##### SUPPLIED RECORDS
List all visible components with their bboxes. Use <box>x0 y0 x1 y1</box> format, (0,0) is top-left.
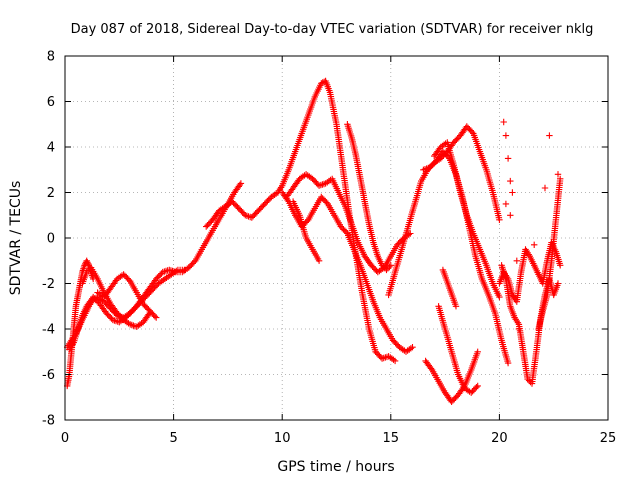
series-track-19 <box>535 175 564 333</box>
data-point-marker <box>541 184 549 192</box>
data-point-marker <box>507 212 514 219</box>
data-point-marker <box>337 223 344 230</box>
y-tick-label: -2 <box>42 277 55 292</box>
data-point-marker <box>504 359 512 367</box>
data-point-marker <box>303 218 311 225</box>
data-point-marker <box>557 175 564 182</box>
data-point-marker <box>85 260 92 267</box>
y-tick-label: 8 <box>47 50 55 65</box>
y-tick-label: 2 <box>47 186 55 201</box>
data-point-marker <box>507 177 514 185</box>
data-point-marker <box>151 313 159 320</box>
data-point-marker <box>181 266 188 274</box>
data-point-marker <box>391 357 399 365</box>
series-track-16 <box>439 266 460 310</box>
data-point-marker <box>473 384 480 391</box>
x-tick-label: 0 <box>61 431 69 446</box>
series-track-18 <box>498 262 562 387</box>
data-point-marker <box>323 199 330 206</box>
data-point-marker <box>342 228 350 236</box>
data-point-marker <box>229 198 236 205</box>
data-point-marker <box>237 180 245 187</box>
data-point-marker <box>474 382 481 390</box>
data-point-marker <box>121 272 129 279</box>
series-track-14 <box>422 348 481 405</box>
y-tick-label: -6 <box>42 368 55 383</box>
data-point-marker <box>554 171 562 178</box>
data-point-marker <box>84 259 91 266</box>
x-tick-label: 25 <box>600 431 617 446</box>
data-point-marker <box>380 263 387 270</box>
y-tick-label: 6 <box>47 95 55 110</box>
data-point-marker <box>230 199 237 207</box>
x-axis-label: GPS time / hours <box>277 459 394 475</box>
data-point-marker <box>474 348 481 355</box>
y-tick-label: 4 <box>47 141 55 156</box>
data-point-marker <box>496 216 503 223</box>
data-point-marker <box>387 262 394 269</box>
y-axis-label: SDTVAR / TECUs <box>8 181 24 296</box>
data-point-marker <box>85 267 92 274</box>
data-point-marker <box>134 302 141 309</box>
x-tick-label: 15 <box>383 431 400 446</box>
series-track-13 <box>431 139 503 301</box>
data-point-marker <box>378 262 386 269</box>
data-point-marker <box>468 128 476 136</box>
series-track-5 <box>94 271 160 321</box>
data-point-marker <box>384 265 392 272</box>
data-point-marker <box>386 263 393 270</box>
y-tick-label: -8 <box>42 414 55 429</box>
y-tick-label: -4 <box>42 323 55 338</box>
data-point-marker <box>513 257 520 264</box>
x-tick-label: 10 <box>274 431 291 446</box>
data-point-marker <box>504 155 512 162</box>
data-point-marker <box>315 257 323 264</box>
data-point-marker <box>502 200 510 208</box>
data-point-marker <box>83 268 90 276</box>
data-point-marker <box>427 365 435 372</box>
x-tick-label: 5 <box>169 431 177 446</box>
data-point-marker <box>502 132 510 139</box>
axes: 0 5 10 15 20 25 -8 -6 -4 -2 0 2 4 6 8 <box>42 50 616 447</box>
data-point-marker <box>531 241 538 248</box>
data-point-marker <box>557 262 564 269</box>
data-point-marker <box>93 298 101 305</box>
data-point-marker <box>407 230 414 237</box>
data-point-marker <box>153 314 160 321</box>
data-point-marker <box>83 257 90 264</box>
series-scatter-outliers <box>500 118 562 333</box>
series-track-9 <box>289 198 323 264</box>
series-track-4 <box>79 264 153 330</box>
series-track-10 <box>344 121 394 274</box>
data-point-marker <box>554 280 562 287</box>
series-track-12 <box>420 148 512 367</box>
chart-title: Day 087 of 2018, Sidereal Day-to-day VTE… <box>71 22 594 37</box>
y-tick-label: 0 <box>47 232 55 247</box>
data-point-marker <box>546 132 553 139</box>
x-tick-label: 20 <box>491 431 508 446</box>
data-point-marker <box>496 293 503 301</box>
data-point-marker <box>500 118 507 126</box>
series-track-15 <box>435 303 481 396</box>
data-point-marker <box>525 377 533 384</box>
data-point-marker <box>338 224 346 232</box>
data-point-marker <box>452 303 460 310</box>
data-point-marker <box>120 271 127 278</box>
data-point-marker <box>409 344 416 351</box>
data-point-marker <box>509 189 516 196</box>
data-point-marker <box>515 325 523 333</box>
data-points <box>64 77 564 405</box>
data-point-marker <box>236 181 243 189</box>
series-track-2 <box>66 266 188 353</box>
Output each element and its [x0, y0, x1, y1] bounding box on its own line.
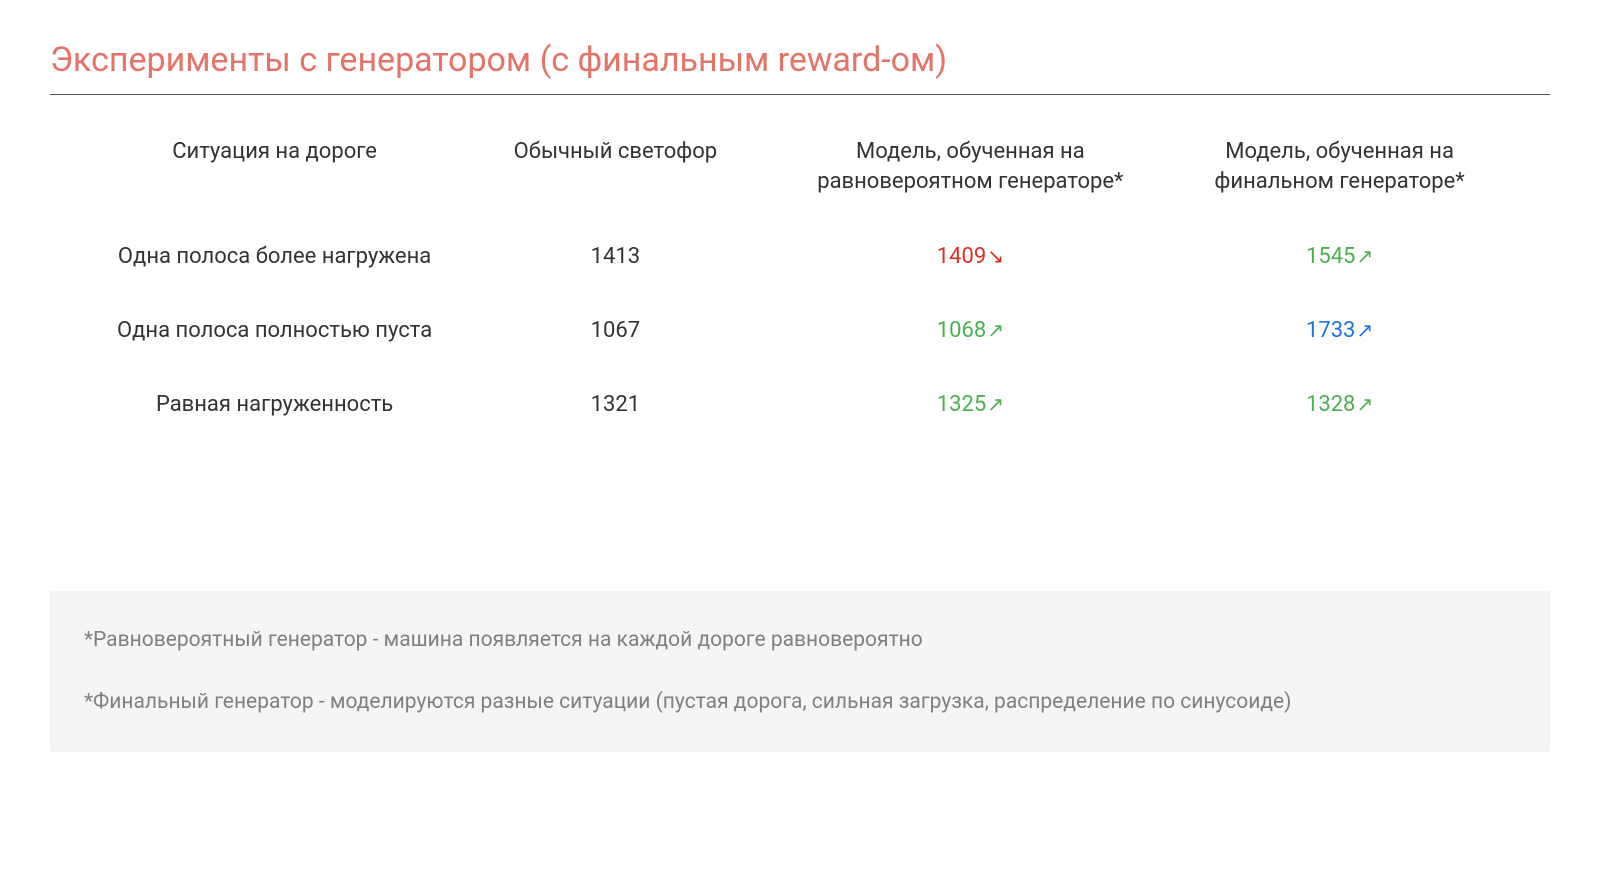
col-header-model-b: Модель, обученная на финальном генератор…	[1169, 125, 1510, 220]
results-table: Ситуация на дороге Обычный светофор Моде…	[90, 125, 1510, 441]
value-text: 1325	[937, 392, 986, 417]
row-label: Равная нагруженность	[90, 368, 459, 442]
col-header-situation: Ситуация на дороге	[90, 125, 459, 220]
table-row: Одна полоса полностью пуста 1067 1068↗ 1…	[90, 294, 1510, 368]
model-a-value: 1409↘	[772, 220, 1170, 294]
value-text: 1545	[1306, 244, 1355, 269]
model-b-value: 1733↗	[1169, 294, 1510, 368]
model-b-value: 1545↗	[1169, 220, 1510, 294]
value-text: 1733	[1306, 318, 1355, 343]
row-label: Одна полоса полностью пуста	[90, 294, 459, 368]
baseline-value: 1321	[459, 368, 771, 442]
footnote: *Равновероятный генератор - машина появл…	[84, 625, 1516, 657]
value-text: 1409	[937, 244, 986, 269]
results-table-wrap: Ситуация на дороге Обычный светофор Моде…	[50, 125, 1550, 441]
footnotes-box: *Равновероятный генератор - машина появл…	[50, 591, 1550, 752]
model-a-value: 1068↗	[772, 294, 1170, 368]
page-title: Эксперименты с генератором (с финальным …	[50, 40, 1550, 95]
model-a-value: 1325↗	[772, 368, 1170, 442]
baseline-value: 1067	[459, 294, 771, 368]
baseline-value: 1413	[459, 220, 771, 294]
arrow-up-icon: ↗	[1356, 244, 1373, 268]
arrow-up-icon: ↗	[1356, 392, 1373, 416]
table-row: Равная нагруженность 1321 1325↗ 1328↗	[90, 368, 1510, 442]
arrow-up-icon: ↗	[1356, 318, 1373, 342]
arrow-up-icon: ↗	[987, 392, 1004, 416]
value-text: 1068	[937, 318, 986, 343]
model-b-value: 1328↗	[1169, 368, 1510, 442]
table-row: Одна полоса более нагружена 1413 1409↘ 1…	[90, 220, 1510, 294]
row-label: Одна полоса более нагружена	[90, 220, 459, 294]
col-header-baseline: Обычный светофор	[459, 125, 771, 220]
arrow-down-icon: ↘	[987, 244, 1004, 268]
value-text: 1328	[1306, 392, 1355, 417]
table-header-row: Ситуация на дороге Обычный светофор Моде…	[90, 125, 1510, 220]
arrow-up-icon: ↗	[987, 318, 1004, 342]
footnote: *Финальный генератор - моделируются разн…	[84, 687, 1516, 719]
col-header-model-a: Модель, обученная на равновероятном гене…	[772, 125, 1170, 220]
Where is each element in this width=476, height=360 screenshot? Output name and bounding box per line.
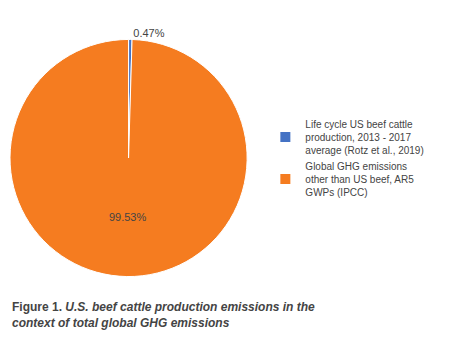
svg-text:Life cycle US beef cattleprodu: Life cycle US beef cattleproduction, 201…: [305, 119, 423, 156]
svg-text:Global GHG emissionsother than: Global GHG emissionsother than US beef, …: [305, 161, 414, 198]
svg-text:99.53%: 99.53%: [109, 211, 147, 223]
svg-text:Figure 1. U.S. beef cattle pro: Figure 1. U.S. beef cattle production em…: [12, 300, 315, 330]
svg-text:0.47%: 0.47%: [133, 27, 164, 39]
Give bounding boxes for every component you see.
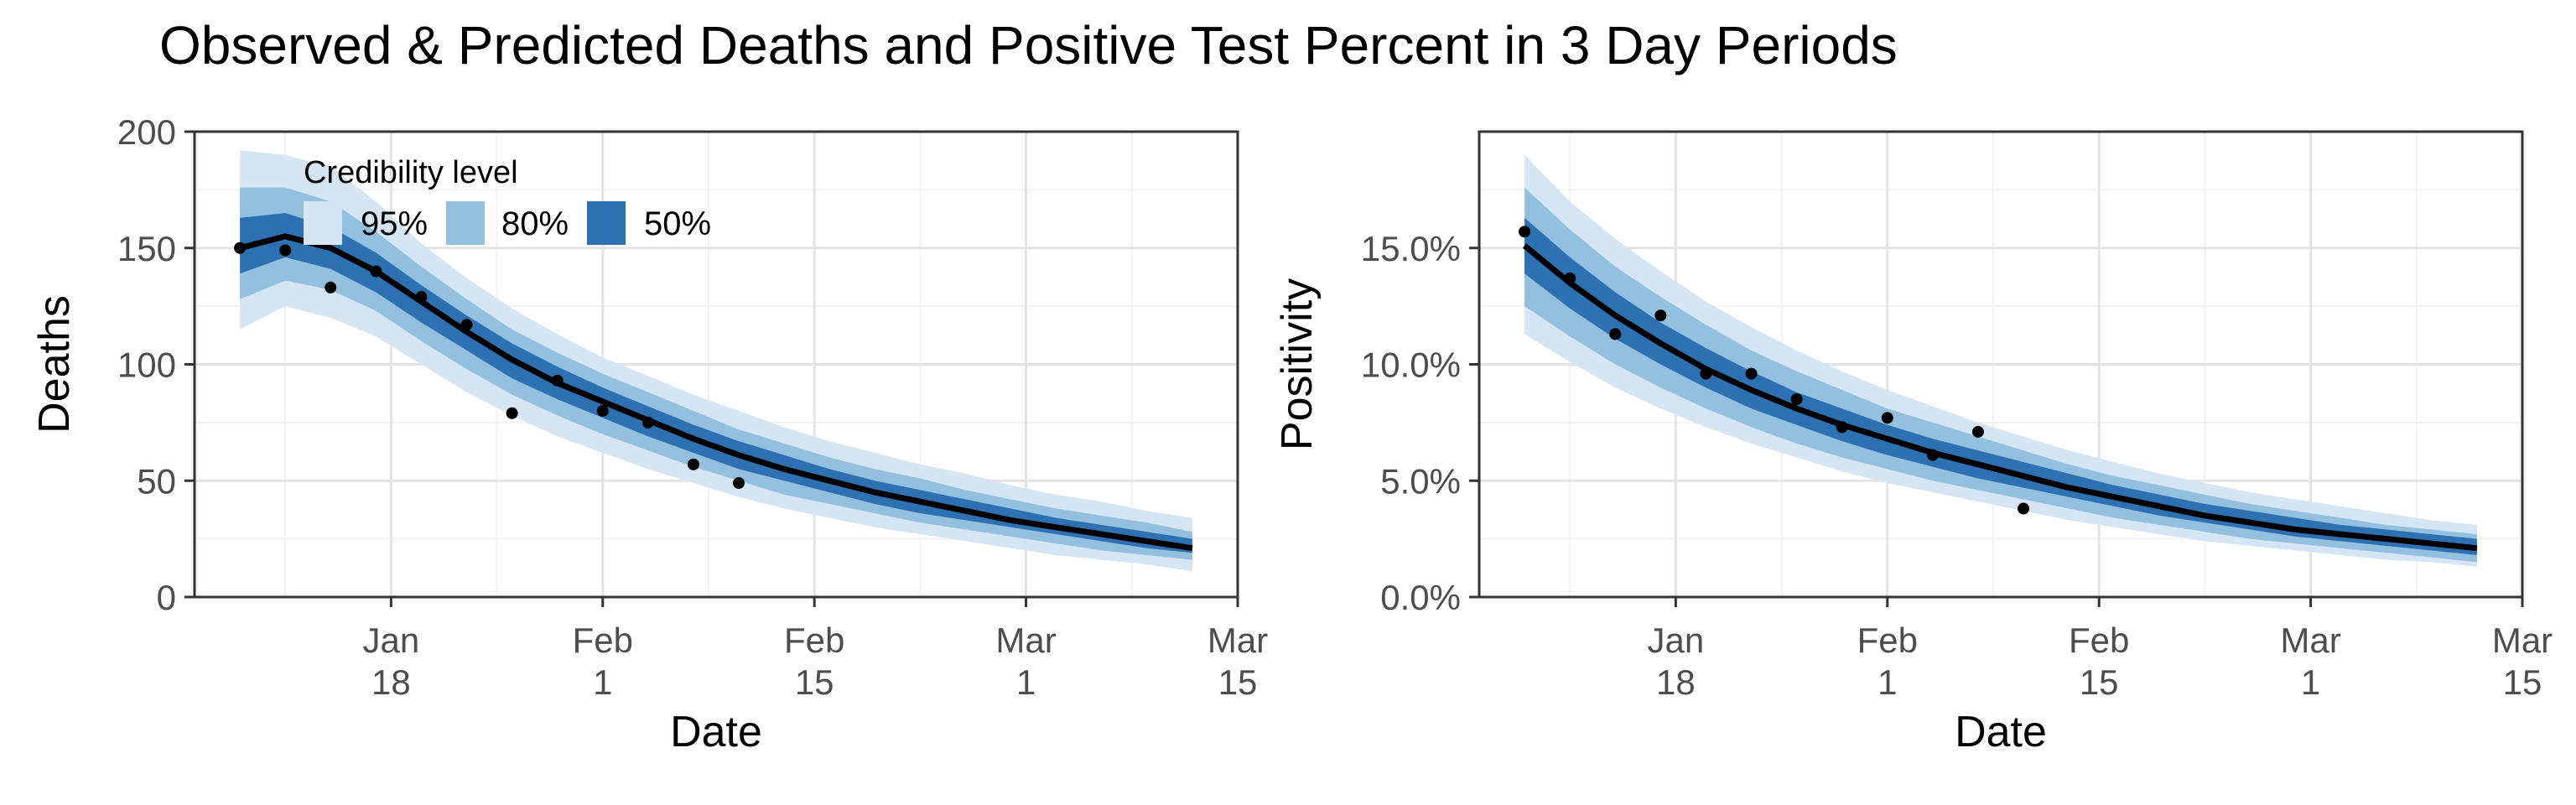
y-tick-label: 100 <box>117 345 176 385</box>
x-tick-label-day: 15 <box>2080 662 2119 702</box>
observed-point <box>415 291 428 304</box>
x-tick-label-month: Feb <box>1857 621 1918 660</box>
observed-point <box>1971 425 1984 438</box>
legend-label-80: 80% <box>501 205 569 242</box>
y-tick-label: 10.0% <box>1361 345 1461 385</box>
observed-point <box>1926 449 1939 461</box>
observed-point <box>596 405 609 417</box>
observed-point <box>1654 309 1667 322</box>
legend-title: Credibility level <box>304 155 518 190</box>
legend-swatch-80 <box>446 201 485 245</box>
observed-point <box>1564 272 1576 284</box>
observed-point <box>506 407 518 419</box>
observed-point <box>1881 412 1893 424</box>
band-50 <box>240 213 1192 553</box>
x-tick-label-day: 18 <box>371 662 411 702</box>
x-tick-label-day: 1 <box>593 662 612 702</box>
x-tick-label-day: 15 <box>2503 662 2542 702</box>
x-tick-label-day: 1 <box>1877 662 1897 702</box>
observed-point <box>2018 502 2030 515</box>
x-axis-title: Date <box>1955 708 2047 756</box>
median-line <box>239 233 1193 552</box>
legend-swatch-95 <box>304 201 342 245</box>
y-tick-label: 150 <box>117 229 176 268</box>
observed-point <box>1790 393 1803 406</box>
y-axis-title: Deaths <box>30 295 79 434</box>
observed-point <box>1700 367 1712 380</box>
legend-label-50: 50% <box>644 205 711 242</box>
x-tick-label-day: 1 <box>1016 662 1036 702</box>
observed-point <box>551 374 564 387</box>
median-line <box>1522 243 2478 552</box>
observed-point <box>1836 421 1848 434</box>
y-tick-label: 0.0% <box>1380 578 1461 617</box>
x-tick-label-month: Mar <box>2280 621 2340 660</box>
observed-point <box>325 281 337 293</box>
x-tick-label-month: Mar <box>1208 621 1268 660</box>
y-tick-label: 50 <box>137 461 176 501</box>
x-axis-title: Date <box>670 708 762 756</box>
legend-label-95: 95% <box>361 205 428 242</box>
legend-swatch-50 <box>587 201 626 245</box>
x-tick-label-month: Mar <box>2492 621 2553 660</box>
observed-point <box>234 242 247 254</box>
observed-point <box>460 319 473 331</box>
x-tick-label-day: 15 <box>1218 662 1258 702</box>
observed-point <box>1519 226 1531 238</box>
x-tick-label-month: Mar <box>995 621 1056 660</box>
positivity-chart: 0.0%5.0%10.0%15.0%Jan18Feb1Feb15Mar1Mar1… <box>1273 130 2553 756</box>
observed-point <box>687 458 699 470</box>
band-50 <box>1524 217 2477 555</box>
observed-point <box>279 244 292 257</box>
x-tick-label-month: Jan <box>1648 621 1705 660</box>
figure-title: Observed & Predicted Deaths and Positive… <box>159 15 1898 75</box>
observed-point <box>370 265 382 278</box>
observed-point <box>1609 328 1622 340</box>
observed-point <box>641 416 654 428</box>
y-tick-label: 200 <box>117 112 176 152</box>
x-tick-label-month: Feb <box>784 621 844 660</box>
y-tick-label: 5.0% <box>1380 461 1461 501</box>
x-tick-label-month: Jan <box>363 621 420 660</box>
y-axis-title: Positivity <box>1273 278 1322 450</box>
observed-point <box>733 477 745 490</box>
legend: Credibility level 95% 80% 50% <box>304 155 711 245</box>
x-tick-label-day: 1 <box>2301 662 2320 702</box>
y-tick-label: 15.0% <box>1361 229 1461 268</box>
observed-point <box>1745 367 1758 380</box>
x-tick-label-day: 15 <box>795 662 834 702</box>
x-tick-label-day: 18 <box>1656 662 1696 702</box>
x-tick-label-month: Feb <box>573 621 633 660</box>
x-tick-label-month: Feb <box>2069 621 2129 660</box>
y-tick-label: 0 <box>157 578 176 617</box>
##########
GIVEN EXERCISE - Please repeat the lines of the entries above unchanged, beginning at the line that contains "svg-text:Life cycle US" and ending after the line that contains "Give bounding boxes".

SOLUTION FOR THIS TASK -
svg-text:Life cycle US beef cattleprodu: Life cycle US beef cattleproduction, 201…: [305, 119, 423, 156]
svg-text:Global GHG emissionsother than: Global GHG emissionsother than US beef, …: [305, 161, 414, 198]
svg-text:99.53%: 99.53%: [109, 211, 147, 223]
svg-text:Figure 1. U.S. beef cattle pro: Figure 1. U.S. beef cattle production em…: [12, 300, 315, 330]
svg-text:0.47%: 0.47%: [133, 27, 164, 39]
Give bounding boxes for every component you see.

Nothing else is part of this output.